--- start of SUPPLIED RECORDS ---
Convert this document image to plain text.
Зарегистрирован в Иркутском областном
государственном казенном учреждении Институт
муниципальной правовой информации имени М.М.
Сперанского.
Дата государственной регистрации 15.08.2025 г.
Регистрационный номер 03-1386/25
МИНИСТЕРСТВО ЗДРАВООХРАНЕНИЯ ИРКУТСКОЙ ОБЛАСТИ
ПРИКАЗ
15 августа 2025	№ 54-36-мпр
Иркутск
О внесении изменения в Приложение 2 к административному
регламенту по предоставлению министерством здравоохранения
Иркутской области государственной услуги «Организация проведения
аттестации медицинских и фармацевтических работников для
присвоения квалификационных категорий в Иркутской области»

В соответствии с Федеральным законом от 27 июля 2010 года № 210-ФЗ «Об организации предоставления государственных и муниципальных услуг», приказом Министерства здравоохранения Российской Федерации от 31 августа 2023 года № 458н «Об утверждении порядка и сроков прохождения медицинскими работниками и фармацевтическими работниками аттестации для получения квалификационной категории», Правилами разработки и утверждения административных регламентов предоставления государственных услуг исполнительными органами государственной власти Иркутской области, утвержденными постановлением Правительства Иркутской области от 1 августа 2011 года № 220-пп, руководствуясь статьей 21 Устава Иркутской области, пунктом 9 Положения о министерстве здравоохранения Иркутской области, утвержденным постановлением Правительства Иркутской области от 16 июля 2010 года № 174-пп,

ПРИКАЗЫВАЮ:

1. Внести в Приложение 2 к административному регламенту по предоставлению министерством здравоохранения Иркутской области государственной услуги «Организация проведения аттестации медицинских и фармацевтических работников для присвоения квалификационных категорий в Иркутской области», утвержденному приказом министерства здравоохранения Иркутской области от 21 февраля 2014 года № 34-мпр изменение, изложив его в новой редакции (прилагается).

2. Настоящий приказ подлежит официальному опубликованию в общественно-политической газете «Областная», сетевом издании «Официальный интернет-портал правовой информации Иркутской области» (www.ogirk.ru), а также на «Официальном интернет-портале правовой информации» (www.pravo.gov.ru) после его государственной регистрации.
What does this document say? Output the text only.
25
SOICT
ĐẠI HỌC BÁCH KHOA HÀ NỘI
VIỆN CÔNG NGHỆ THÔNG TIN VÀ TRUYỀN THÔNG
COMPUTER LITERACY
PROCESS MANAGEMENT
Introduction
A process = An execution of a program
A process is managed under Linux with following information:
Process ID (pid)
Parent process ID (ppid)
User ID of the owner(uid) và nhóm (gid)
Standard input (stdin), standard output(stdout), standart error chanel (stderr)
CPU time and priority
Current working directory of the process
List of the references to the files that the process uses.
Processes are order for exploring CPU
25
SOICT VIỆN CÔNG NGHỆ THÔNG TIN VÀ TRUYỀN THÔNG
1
--- end of SUPPLIED RECORDS ---
**TASK GOAL:**
From the listing above, find the number of lines with the word "NGHỆ" in them. Answer with the number only.

**ANSWER BELOW:**
2